**SET TASK**
Drop the pictures, then extract the listing word for word.

========================================================================

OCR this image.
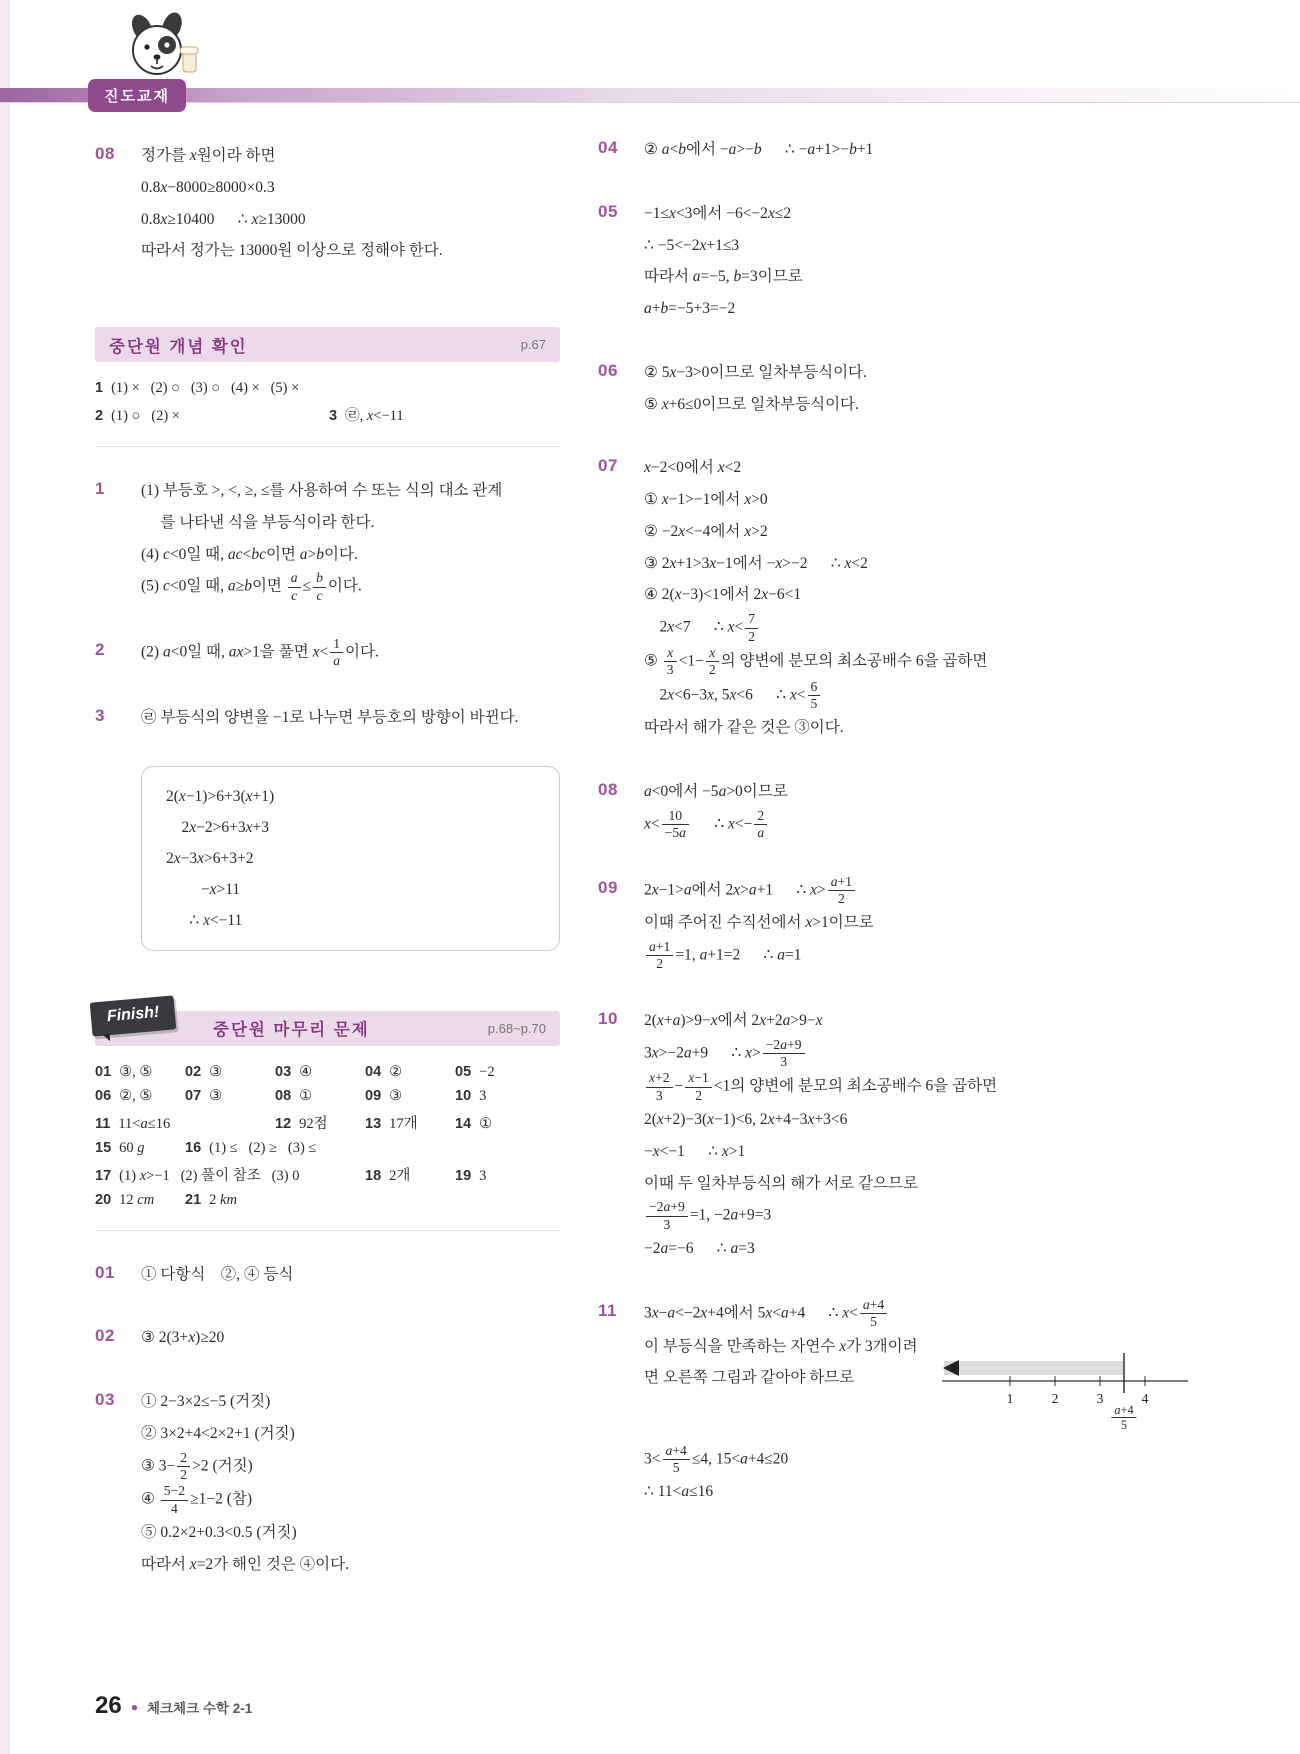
진도교재
08	정가를 x원이라 하면
0.8x−8000≥8000×0.3
0.8x≥10400      ∴ x≥13000
따라서 정가는 13000원 이상으로 정해야 한다.
중단원 개념 확인	p.67
1 (1) ×   (2) ○   (3) ○   (4) ×   (5) ×
2 (1) ○   (2) ×	3 ㉣, x<−11
1	(1) 부등호 >, <, ≥, ≤를 사용하여 수 또는 식의 대소 관계
를 나타낸 식을 부등식이라 한다.
(4) c<0일 때, ac<bc이면 a>b이다.
(5) c<0일 때, a≥b이면 $\frac{a}{c} \le \frac{b}{c}$ 이다.
2	(2) a<0일 때, ax>1을 풀면 $x< \frac{1}{a}$ 이다.
3	㉣ 부등식의 양변을 −1로 나누면 부등호의 방향이 바뀐다.
2(x−1)>6+3(x+1)
2x−2>6+3x+3
2x−3x>6+3+2
−x>11
∴ x<−11
Finish!
중단원 마무리 문제	p.68~p.70
01 ③, ⑤ 02 ③	03 ④	04 ②	05 −2
06 ②, ⑤ 07 ③	08 ①	09 ③	10 3
11 11<a≤16	12 92점	13 17개	14 ①
15 60 g	16 (1) ≤   (2) ≥   (3) ≤
17 (1) x>−1   (2) 풀이 참조   (3) 0	18 2개	19 3
20 12 cm 21 2 km
01	① 다항식    ②, ④ 등식
02	③ 2(3+x)≥20
03	① 2−3×2≤−5 (거짓)
② 3×2+4<2×2+1 (거짓)
③ $3- \frac{2}{2} >2$ (거짓)
④ $\frac{5-2}{4} \ge 1-2$ (참)
⑤ 0.2×2+0.3<0.5 (거짓)
따라서 x=2가 해인 것은 ④이다.
04	② a<b에서 −a>−b      ∴ −a+1>−b+1
05	−1≤x<3에서 −6<−2x≤2
∴ −5<−2x+1≤3
따라서 a=−5, b=3이므로
a+b=−5+3=−2
06	② 5x−3>0이므로 일차부등식이다.
⑤ x+6≤0이므로 일차부등식이다.
07	x−2<0에서 x<2
① x−1>−1에서 x>0
② −2x<−4에서 x>2
③ 2x+1>3x−1에서 −x>−2      ∴ x<2
④ 2(x−3)<1에서 2x−6<1
2x<7      ∴ $x< \frac{7}{2}$
⑤ $\frac{x}{3} <1- \frac{x}{2}$ 의 양변에 분모의 최소공배수 6을 곱하면
2x<6−3x, 5x<6      ∴ $x< \frac{6}{5}$
따라서 해가 같은 것은 ③이다.
08	a<0에서 −5a>0이므로
$x< \frac{10}{-5a}$ ∴ $x<- \frac{2}{a}$
09	2x−1>a에서 2x>a+1      ∴ $x> \frac{a+1}{2}$
이때 주어진 수직선에서 x>1이므로
$\frac{a+1}{2} =1$, a+1=2      ∴ a=1
10	2(x+a)>9−x에서 2x+2a>9−x
3x>−2a+9      ∴ $x> \frac{-2a+9}{3}$
$\frac{x+2}{3} - \frac{x-1}{2} <1$의 양변에 분모의 최소공배수 6을 곱하면
2(x+2)−3(x−1)<6, 2x+4−3x+3<6
−x<−1      ∴ x>1
이때 두 일차부등식의 해가 서로 같으므로
$\frac{-2a+9}{3} =1$, −2a+9=3
−2a=−6      ∴ a=3
11	3x−a<−2x+4에서 5x<a+4      ∴ $x< \frac{a+4}{5}$
이 부등식을 만족하는 자연수 x가 3개이려면 오른쪽 그림과 같아야 하므로
1	2	3	4
$\frac{a+4}{5}$
$3< \frac{a+4}{5} \le 4$, 15<a+4≤20
∴ 11<a≤16
26 ● 체크체크 수학 2-1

========================================================================

**FINAL RESULT**
OCR this image.
진도교재
08	정가를 x원이라 하면
0.8x−8000≥8000×0.3
0.8x≥10400      ∴ x≥13000
따라서 정가는 13000원 이상으로 정해야 한다.
중단원 개념 확인	p.67
1 (1) ×   (2) ○   (3) ○   (4) ×   (5) ×
2 (1) ○   (2) ×	3 ㉣, x<−11
1	(1) 부등호 >, <, ≥, ≤를 사용하여 수 또는 식의 대소 관계
를 나타낸 식을 부등식이라 한다.
(4) c<0일 때, ac<bc이면 a>b이다.
(5) c<0일 때, a≥b이면 $\frac{a}{c} \le \frac{b}{c}$ 이다.
2	(2) a<0일 때, ax>1을 풀면 $x< \frac{1}{a}$ 이다.
3	㉣ 부등식의 양변을 −1로 나누면 부등호의 방향이 바뀐다.
2(x−1)>6+3(x+1)
2x−2>6+3x+3
2x−3x>6+3+2
−x>11
∴ x<−11
Finish!
중단원 마무리 문제	p.68~p.70
01 ③, ⑤ 02 ③	03 ④	04 ②	05 −2
06 ②, ⑤ 07 ③	08 ①	09 ③	10 3
11 11<a≤16	12 92점	13 17개	14 ①
15 60 g	16 (1) ≤   (2) ≥   (3) ≤
17 (1) x>−1   (2) 풀이 참조   (3) 0	18 2개	19 3
20 12 cm 21 2 km
01	① 다항식    ②, ④ 등식
02	③ 2(3+x)≥20
03	① 2−3×2≤−5 (거짓)
② 3×2+4<2×2+1 (거짓)
③ $3- \frac{2}{2} >2$ (거짓)
④ $\frac{5-2}{4} \ge 1-2$ (참)
⑤ 0.2×2+0.3<0.5 (거짓)
따라서 x=2가 해인 것은 ④이다.
04	② a<b에서 −a>−b      ∴ −a+1>−b+1
05	−1≤x<3에서 −6<−2x≤2
∴ −5<−2x+1≤3
따라서 a=−5, b=3이므로
a+b=−5+3=−2
06	② 5x−3>0이므로 일차부등식이다.
⑤ x+6≤0이므로 일차부등식이다.
07	x−2<0에서 x<2
① x−1>−1에서 x>0
② −2x<−4에서 x>2
③ 2x+1>3x−1에서 −x>−2      ∴ x<2
④ 2(x−3)<1에서 2x−6<1
2x<7      ∴ $x< \frac{7}{2}$
⑤ $\frac{x}{3} <1- \frac{x}{2}$ 의 양변에 분모의 최소공배수 6을 곱하면
2x<6−3x, 5x<6      ∴ $x< \frac{6}{5}$
따라서 해가 같은 것은 ③이다.
08	a<0에서 −5a>0이므로
$x< \frac{10}{-5a}$ ∴ $x<- \frac{2}{a}$
09	2x−1>a에서 2x>a+1      ∴ $x> \frac{a+1}{2}$
이때 주어진 수직선에서 x>1이므로
$\frac{a+1}{2} =1$, a+1=2      ∴ a=1
10	2(x+a)>9−x에서 2x+2a>9−x
3x>−2a+9      ∴ $x> \frac{-2a+9}{3}$
$\frac{x+2}{3} - \frac{x-1}{2} <1$의 양변에 분모의 최소공배수 6을 곱하면
2(x+2)−3(x−1)<6, 2x+4−3x+3<6
−x<−1      ∴ x>1
이때 두 일차부등식의 해가 서로 같으므로
$\frac{-2a+9}{3} =1$, −2a+9=3
−2a=−6      ∴ a=3
11	3x−a<−2x+4에서 5x<a+4      ∴ $x< \frac{a+4}{5}$
이 부등식을 만족하는 자연수 x가 3개이려면 오른쪽 그림과 같아야 하므로
1	2	3	4
$\frac{a+4}{5}$
$3< \frac{a+4}{5} \le 4$, 15<a+4≤20
∴ 11<a≤16
26 ● 체크체크 수학 2-1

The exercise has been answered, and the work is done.